■ Your objective
Please restate the following records word for word.

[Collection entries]

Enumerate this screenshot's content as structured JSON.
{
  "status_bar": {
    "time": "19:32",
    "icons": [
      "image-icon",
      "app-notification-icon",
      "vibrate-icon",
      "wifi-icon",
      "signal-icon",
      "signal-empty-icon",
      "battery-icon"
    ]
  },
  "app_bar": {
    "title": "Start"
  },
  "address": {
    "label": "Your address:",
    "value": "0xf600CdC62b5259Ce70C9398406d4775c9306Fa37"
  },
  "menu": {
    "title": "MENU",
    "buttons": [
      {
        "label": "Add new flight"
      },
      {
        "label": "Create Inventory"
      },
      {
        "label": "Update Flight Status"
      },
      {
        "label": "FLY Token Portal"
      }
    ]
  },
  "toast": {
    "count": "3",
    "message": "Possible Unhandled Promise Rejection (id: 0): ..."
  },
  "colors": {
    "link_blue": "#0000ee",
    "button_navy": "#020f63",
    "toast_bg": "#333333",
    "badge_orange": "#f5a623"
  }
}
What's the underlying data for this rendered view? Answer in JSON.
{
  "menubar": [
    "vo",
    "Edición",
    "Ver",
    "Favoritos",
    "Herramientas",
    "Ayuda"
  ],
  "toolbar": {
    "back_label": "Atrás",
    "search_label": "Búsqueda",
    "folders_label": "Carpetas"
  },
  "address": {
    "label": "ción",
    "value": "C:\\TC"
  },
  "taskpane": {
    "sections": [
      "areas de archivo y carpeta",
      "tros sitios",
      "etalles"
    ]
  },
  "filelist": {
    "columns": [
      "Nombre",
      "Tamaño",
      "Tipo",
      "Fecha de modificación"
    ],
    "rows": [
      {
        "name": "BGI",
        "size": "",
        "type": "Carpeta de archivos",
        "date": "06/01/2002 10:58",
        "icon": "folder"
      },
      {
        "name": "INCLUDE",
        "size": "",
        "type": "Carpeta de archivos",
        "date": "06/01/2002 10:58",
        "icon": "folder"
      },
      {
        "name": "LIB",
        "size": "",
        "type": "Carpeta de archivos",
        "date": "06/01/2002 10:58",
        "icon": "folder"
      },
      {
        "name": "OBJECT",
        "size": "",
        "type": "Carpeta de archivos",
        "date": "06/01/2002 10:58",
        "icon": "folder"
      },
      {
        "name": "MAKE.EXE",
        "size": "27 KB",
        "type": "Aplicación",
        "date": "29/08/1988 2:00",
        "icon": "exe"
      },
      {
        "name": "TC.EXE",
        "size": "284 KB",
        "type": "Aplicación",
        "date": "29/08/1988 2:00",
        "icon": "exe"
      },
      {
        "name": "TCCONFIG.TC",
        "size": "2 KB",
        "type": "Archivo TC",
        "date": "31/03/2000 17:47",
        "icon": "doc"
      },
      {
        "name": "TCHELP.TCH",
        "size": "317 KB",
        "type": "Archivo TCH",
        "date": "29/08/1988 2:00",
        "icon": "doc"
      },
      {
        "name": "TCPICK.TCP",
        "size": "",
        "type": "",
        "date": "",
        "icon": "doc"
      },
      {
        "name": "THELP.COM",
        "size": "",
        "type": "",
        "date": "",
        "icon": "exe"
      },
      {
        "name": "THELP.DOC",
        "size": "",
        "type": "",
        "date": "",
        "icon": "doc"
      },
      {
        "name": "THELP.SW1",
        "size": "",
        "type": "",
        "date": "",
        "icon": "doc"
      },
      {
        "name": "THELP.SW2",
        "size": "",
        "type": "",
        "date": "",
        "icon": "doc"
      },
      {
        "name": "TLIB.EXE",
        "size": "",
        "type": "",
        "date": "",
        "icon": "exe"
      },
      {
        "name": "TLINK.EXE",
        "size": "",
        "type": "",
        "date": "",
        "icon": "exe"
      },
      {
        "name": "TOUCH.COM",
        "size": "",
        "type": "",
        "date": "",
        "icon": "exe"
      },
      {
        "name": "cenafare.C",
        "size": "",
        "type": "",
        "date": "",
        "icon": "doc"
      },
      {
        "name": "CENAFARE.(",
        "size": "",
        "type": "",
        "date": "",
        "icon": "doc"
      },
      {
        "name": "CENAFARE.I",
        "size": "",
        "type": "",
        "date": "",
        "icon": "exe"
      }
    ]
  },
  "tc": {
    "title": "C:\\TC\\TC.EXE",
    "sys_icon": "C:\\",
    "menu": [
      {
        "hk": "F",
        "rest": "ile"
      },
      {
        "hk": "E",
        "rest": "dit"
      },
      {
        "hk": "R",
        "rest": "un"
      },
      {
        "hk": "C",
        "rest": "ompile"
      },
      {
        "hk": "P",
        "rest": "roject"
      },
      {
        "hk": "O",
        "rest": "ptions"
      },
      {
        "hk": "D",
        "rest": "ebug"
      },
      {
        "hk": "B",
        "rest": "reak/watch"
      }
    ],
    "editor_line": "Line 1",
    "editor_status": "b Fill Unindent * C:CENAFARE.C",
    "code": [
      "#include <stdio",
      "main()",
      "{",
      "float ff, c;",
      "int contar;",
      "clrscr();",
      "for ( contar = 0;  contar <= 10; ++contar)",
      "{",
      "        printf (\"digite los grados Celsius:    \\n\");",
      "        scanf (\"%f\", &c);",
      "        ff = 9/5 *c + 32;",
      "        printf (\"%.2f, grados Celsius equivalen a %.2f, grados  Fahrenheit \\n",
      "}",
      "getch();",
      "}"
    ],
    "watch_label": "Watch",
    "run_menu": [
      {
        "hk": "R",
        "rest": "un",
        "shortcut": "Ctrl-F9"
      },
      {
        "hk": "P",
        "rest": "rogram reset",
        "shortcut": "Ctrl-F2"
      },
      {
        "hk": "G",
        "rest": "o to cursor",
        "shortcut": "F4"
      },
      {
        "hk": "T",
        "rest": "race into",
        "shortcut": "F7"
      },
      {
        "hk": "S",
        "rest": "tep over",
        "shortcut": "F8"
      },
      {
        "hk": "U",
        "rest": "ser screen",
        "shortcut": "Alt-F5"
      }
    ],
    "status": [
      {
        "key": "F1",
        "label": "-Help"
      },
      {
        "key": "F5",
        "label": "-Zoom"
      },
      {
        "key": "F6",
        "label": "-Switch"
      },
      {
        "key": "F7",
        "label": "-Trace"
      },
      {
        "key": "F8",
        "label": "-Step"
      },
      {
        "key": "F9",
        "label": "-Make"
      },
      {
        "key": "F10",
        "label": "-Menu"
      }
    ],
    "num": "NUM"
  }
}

■ Task response
Enumerate this screenshot's content as structured JSON.
{
  "status_bar": {
    "time": "19:32",
    "icons": [
      "image-icon",
      "app-notification-icon",
      "vibrate-icon",
      "wifi-icon",
      "signal-icon",
      "signal-empty-icon",
      "battery-icon"
    ]
  },
  "app_bar": {
    "title": "Start"
  },
  "address": {
    "label": "Your address:",
    "value": "0xf600CdC62b5259Ce70C9398406d4775c9306Fa37"
  },
  "menu": {
    "title": "MENU",
    "buttons": [
      {
        "label": "Add new flight"
      },
      {
        "label": "Create Inventory"
      },
      {
        "label": "Update Flight Status"
      },
      {
        "label": "FLY Token Portal"
      }
    ]
  },
  "toast": {
    "count": "3",
    "message": "Possible Unhandled Promise Rejection (id: 0): ..."
  },
  "colors": {
    "link_blue": "#0000ee",
    "button_navy": "#020f63",
    "toast_bg": "#333333",
    "badge_orange": "#f5a623"
  }
}
What's the underlying data for this rendered view? Answer in JSON.
{
  "menubar": [
    "vo",
    "Edición",
    "Ver",
    "Favoritos",
    "Herramientas",
    "Ayuda"
  ],
  "toolbar": {
    "back_label": "Atrás",
    "search_label": "Búsqueda",
    "folders_label": "Carpetas"
  },
  "address": {
    "label": "ción",
    "value": "C:\\TC"
  },
  "taskpane": {
    "sections": [
      "areas de archivo y carpeta",
      "tros sitios",
      "etalles"
    ]
  },
  "filelist": {
    "columns": [
      "Nombre",
      "Tamaño",
      "Tipo",
      "Fecha de modificación"
    ],
    "rows": [
      {
        "name": "BGI",
        "size": "",
        "type": "Carpeta de archivos",
        "date": "06/01/2002 10:58",
        "icon": "folder"
      },
      {
        "name": "INCLUDE",
        "size": "",
        "type": "Carpeta de archivos",
        "date": "06/01/2002 10:58",
        "icon": "folder"
      },
      {
        "name": "LIB",
        "size": "",
        "type": "Carpeta de archivos",
        "date": "06/01/2002 10:58",
        "icon": "folder"
      },
      {
        "name": "OBJECT",
        "size": "",
        "type": "Carpeta de archivos",
        "date": "06/01/2002 10:58",
        "icon": "folder"
      },
      {
        "name": "MAKE.EXE",
        "size": "27 KB",
        "type": "Aplicación",
        "date": "29/08/1988 2:00",
        "icon": "exe"
      },
      {
        "name": "TC.EXE",
        "size": "284 KB",
        "type": "Aplicación",
        "date": "29/08/1988 2:00",
        "icon": "exe"
      },
      {
        "name": "TCCONFIG.TC",
        "size": "2 KB",
        "type": "Archivo TC",
        "date": "31/03/2000 17:47",
        "icon": "doc"
      },
      {
        "name": "TCHELP.TCH",
        "size": "317 KB",
        "type": "Archivo TCH",
        "date": "29/08/1988 2:00",
        "icon": "doc"
      },
      {
        "name": "TCPICK.TCP",
        "size": "",
        "type": "",
        "date": "",
        "icon": "doc"
      },
      {
        "name": "THELP.COM",
        "size": "",
        "type": "",
        "date": "",
        "icon": "exe"
      },
      {
        "name": "THELP.DOC",
        "size": "",
        "type": "",
        "date": "",
        "icon": "doc"
      },
      {
        "name": "THELP.SW1",
        "size": "",
        "type": "",
        "date": "",
        "icon": "doc"
      },
      {
        "name": "THELP.SW2",
        "size": "",
        "type": "",
        "date": "",
        "icon": "doc"
      },
      {
        "name": "TLIB.EXE",
        "size": "",
        "type": "",
        "date": "",
        "icon": "exe"
      },
      {
        "name": "TLINK.EXE",
        "size": "",
        "type": "",
        "date": "",
        "icon": "exe"
      },
      {
        "name": "TOUCH.COM",
        "size": "",
        "type": "",
        "date": "",
        "icon": "exe"
      },
      {
        "name": "cenafare.C",
        "size": "",
        "type": "",
        "date": "",
        "icon": "doc"
      },
      {
        "name": "CENAFARE.(",
        "size": "",
        "type": "",
        "date": "",
        "icon": "doc"
      },
      {
        "name": "CENAFARE.I",
        "size": "",
        "type": "",
        "date": "",
        "icon": "exe"
      }
    ]
  },
  "tc": {
    "title": "C:\\TC\\TC.EXE",
    "sys_icon": "C:\\",
    "menu": [
      {
        "hk": "F",
        "rest": "ile"
      },
      {
        "hk": "E",
        "rest": "dit"
      },
      {
        "hk": "R",
        "rest": "un"
      },
      {
        "hk": "C",
        "rest": "ompile"
      },
      {
        "hk": "P",
        "rest": "roject"
      },
      {
        "hk": "O",
        "rest": "ptions"
      },
      {
        "hk": "D",
        "rest": "ebug"
      },
      {
        "hk": "B",
        "rest": "reak/watch"
      }
    ],
    "editor_line": "Line 1",
    "editor_status": "b Fill Unindent * C:CENAFARE.C",
    "code": [
      "#include <stdio",
      "main()",
      "{",
      "float ff, c;",
      "int contar;",
      "clrscr();",
      "for ( contar = 0;  contar <= 10; ++contar)",
      "{",
      "        printf (\"digite los grados Celsius:    \\n\");",
      "        scanf (\"%f\", &c);",
      "        ff = 9/5 *c + 32;",
      "        printf (\"%.2f, grados Celsius equivalen a %.2f, grados  Fahrenheit \\n",
      "}",
      "getch();",
      "}"
    ],
    "watch_label": "Watch",
    "run_menu": [
      {
        "hk": "R",
        "rest": "un",
        "shortcut": "Ctrl-F9"
      },
      {
        "hk": "P",
        "rest": "rogram reset",
        "shortcut": "Ctrl-F2"
      },
      {
        "hk": "G",
        "rest": "o to cursor",
        "shortcut": "F4"
      },
      {
        "hk": "T",
        "rest": "race into",
        "shortcut": "F7"
      },
      {
        "hk": "S",
        "rest": "tep over",
        "shortcut": "F8"
      },
      {
        "hk": "U",
        "rest": "ser screen",
        "shortcut": "Alt-F5"
      }
    ],
    "status": [
      {
        "key": "F1",
        "label": "-Help"
      },
      {
        "key": "F5",
        "label": "-Zoom"
      },
      {
        "key": "F6",
        "label": "-Switch"
      },
      {
        "key": "F7",
        "label": "-Trace"
      },
      {
        "key": "F8",
        "label": "-Step"
      },
      {
        "key": "F9",
        "label": "-Make"
      },
      {
        "key": "F10",
        "label": "-Menu"
      }
    ],
    "num": "NUM"
  }
}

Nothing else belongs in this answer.